_What the exercise asks_: Show only lines that include "komme".

_Part of a data file_:
┏━━

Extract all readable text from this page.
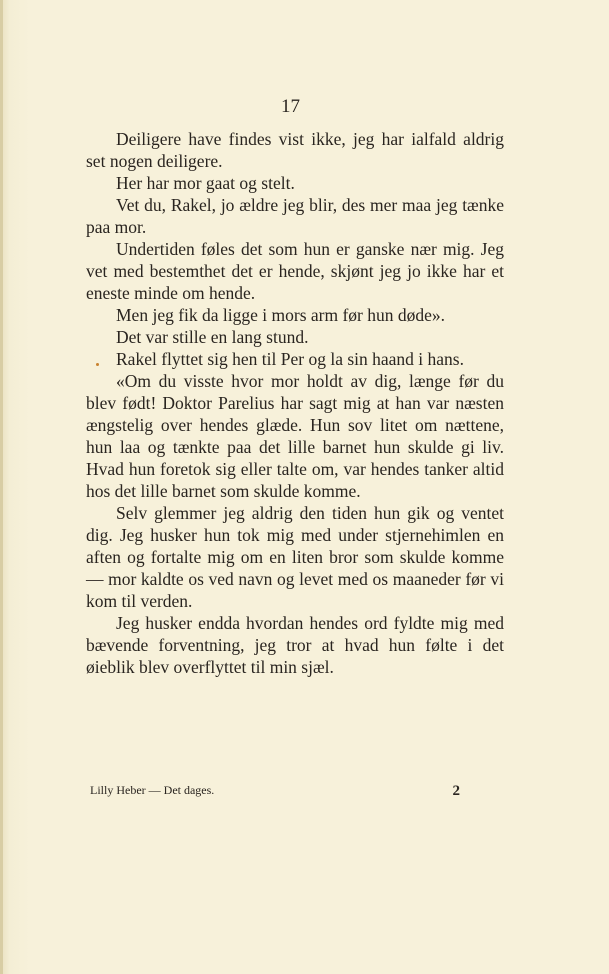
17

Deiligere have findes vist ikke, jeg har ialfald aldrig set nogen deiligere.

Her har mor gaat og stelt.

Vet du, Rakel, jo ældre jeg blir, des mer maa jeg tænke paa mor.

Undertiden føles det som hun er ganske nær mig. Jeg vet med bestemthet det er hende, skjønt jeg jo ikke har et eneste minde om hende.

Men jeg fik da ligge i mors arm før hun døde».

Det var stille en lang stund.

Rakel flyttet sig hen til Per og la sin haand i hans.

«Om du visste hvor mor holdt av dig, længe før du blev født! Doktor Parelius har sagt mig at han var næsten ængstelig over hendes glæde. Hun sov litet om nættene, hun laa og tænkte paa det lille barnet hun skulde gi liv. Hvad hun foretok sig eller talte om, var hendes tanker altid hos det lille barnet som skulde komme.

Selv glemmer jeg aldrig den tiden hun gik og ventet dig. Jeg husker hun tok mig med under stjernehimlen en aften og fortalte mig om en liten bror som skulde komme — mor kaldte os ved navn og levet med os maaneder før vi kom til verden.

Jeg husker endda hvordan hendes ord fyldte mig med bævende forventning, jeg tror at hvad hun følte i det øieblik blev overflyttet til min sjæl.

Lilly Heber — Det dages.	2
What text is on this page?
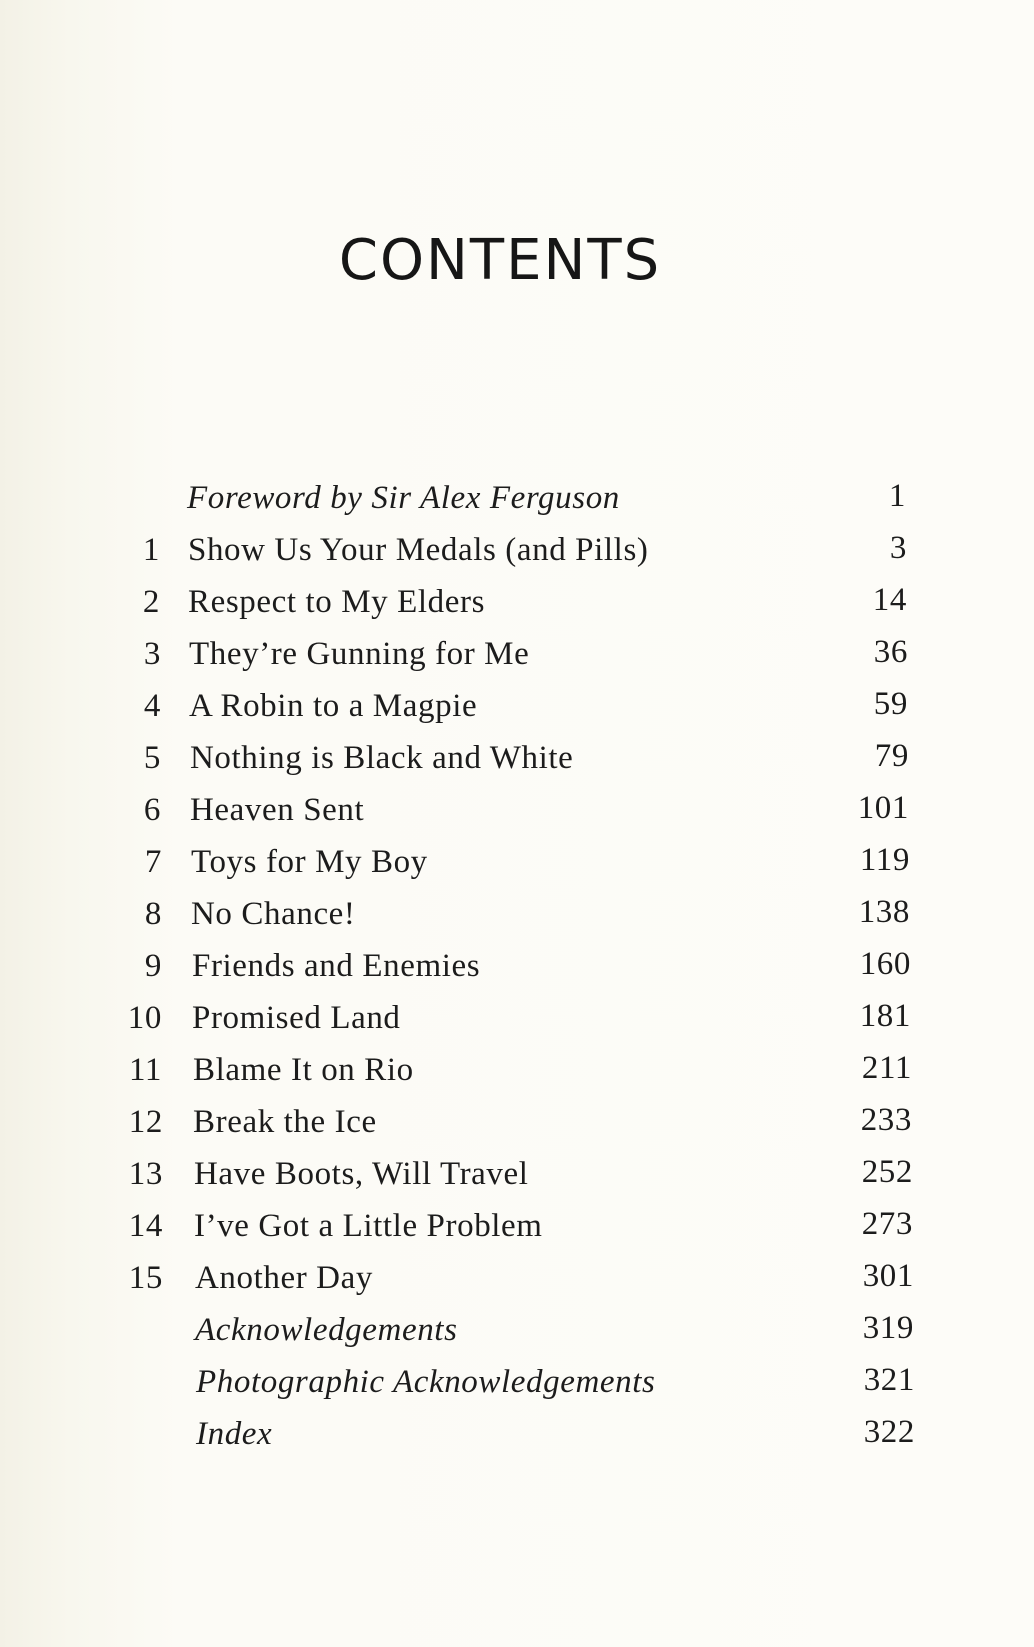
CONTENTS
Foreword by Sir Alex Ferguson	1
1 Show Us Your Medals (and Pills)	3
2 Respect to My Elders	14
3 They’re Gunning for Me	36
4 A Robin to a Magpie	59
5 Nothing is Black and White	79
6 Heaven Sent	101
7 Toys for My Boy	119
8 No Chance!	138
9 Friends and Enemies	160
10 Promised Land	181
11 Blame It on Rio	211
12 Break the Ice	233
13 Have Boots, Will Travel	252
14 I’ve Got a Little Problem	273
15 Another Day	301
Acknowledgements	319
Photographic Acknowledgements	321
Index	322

┗━━

_Answer below_:
«Om du visste hvor mor holdt av dig, længe før du blev født! Doktor Parelius har sagt mig at han var næsten ængstelig over hendes glæde. Hun sov litet om nættene, hun laa og tænkte paa det lille barnet hun skulde gi liv. Hvad hun foretok sig eller talte om, var hendes tanker altid hos det lille barnet som skulde komme.
Selv glemmer jeg aldrig den tiden hun gik og ventet dig. Jeg husker hun tok mig med under stjernehimlen en aften og fortalte mig om en liten bror som skulde komme — mor kaldte os ved navn og levet med os maaneder før vi kom til verden.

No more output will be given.